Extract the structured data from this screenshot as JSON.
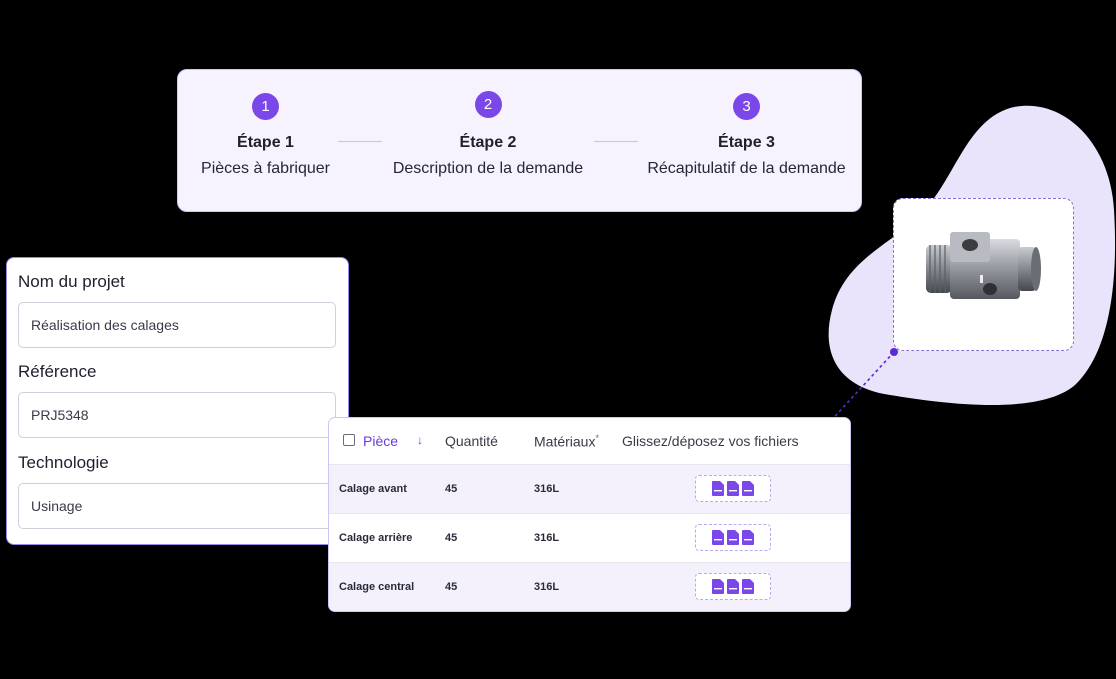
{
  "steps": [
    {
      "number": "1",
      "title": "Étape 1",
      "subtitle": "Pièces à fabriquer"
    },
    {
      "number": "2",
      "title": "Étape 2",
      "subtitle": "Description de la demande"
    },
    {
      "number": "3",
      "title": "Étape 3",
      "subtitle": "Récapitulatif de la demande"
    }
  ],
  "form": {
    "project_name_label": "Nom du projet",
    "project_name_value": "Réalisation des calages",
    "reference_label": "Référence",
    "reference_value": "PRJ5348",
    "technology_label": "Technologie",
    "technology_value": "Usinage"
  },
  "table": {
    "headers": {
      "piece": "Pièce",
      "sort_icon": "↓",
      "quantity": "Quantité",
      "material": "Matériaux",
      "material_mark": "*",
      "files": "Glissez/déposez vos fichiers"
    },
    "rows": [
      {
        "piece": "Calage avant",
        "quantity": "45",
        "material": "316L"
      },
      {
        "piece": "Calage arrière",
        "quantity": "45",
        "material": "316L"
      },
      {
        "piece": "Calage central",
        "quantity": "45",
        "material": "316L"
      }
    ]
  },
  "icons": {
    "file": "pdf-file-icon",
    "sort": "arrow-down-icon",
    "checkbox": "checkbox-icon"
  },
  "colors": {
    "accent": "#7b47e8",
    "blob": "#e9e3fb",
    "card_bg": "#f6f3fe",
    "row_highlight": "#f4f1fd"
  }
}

+++

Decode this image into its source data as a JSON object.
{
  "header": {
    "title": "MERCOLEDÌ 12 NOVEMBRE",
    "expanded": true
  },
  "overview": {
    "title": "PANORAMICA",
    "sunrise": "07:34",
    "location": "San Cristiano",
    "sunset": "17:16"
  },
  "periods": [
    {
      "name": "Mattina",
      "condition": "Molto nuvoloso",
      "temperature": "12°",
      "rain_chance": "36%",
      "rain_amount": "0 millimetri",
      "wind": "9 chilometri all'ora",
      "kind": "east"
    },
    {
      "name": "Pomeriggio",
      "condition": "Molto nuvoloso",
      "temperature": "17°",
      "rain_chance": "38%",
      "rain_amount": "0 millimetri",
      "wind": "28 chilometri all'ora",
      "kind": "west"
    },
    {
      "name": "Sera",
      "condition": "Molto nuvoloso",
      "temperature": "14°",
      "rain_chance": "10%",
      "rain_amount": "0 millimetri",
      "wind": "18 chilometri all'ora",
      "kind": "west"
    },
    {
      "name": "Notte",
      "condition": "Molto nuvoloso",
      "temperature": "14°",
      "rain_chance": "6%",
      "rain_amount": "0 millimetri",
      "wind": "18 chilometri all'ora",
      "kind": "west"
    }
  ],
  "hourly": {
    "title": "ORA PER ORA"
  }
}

+++

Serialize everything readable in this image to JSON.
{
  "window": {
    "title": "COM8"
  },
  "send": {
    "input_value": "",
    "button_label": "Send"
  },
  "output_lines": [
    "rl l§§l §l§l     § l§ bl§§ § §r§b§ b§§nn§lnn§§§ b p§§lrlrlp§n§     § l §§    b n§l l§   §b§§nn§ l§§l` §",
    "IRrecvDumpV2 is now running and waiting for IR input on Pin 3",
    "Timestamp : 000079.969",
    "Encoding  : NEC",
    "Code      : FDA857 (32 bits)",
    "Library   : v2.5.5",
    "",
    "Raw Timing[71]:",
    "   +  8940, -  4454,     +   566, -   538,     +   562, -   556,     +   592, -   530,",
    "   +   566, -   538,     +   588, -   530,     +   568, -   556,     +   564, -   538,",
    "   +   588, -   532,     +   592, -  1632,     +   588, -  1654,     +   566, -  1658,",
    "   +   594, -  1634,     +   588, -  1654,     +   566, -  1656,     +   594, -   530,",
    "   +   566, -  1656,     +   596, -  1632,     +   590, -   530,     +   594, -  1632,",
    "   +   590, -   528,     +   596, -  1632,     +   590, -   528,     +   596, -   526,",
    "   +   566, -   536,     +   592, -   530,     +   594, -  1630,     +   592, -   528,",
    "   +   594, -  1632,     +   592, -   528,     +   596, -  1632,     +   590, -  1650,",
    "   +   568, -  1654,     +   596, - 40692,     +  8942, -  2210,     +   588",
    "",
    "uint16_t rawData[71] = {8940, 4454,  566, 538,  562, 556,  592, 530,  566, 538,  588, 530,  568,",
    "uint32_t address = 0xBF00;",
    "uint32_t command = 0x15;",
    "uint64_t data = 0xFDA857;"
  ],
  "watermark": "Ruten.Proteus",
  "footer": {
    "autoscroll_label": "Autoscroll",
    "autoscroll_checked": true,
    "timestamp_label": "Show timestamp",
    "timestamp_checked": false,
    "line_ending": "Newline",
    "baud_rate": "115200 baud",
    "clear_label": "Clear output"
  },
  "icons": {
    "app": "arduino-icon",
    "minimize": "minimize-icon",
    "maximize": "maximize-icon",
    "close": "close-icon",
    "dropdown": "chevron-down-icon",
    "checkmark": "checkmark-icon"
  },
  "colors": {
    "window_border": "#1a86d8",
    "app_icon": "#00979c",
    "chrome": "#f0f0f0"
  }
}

+++

Short exercise:
Look through the data above. Copy every line with the string "down" in it.

Final result:
    "sort": "arrow-down-icon",
    "dropdown": "chevron-down-icon",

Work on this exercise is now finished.